==== RECORD EXTRACTS ====

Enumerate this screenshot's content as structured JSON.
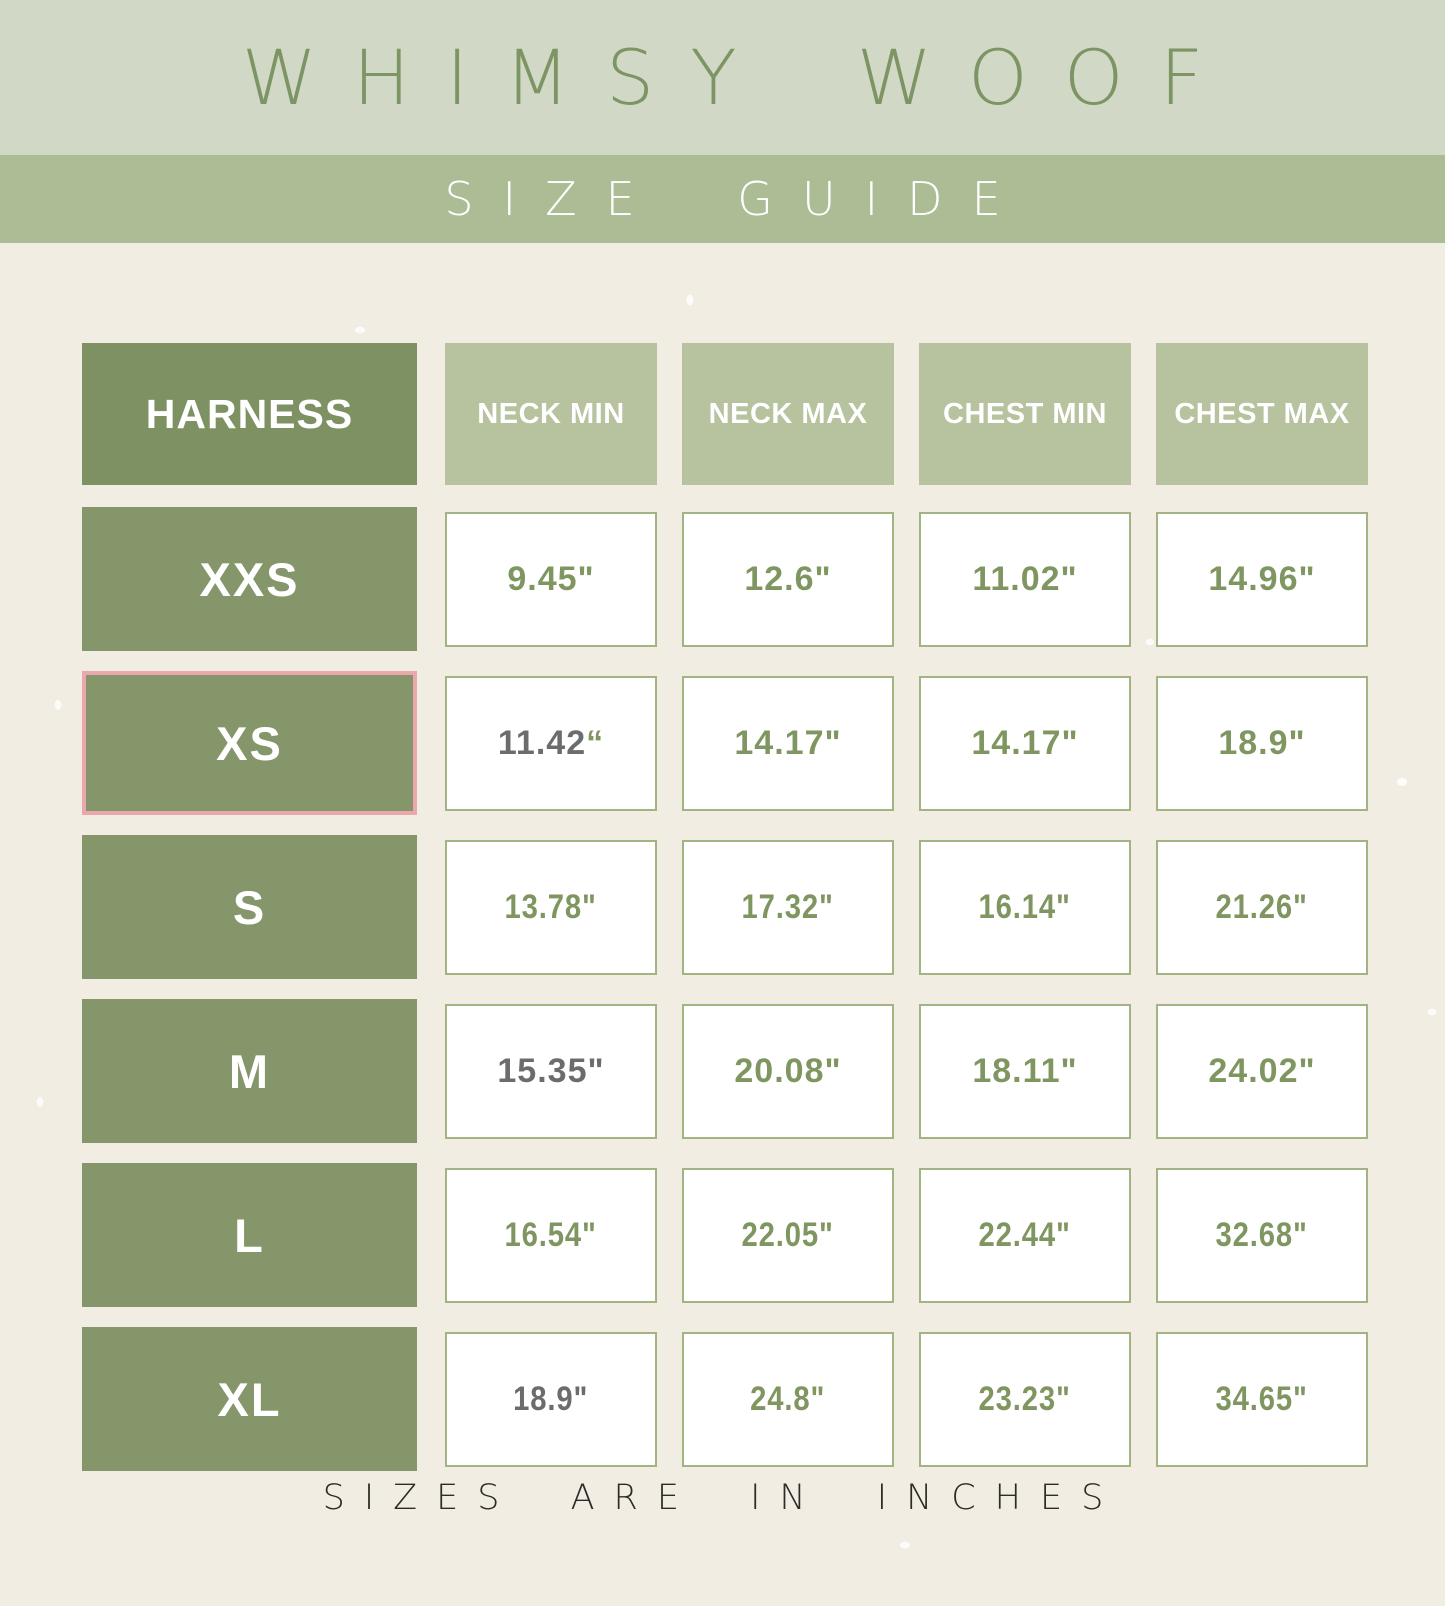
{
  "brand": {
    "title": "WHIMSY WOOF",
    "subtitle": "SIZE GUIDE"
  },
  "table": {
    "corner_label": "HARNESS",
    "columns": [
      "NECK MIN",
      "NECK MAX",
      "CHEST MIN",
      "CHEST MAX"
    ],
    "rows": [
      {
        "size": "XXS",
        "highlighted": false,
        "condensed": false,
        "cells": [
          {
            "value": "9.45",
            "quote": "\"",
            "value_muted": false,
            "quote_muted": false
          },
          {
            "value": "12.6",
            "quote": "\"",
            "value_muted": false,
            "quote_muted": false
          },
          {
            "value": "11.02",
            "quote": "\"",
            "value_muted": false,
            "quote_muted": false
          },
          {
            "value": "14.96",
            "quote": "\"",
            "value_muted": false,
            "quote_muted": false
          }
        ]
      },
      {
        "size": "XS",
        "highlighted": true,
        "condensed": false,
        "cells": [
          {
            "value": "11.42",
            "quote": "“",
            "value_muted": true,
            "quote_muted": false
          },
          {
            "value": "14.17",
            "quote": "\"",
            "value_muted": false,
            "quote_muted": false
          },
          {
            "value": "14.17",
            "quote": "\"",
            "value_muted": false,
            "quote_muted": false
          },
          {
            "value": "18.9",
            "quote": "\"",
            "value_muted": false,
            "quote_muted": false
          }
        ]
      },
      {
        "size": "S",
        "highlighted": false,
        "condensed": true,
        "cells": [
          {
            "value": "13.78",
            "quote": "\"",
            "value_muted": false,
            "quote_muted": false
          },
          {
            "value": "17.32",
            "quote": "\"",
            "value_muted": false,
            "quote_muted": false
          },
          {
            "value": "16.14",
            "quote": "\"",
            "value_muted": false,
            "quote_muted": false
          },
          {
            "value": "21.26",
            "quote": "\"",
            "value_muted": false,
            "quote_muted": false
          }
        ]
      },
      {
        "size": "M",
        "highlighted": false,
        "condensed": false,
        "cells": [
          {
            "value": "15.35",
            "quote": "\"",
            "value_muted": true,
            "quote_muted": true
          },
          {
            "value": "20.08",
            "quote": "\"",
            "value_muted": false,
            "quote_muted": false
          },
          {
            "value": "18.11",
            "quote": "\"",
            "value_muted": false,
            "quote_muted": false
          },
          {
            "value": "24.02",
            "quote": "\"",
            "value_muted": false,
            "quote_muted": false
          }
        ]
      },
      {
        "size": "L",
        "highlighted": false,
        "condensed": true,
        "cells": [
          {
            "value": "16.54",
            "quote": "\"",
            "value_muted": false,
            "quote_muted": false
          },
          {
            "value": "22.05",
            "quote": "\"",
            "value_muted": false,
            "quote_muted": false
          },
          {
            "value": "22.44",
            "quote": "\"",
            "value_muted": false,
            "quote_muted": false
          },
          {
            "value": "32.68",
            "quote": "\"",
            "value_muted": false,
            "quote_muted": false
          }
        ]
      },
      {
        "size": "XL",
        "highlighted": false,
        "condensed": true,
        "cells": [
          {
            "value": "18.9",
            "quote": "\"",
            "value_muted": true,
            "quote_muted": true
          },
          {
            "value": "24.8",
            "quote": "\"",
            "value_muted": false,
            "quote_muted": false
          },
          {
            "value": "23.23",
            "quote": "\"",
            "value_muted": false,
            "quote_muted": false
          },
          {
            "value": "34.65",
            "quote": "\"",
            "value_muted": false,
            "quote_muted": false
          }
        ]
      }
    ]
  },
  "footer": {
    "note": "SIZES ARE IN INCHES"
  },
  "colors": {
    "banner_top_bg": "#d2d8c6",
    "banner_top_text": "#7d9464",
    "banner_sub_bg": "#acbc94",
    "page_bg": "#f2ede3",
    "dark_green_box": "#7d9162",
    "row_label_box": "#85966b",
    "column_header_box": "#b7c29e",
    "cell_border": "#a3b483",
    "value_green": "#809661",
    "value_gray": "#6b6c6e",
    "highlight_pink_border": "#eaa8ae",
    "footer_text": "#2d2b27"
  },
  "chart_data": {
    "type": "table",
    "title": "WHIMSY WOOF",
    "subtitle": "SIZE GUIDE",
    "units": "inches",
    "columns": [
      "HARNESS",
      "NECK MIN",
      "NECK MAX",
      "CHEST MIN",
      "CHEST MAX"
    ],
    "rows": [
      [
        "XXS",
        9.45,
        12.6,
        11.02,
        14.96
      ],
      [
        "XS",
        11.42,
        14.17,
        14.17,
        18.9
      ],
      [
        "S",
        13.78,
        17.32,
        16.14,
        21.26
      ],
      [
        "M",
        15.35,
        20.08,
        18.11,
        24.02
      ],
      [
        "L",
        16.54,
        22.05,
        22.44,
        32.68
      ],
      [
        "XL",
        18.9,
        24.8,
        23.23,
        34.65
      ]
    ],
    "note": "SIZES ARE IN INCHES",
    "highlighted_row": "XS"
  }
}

====

• WHAT YOU ARE ASKED TO DO
Go through the listing above and list every line that has the word "SIZES".

• WRITTEN RESPONSE
    "note": "SIZES ARE IN INCHES"
    "note": "SIZES ARE IN INCHES",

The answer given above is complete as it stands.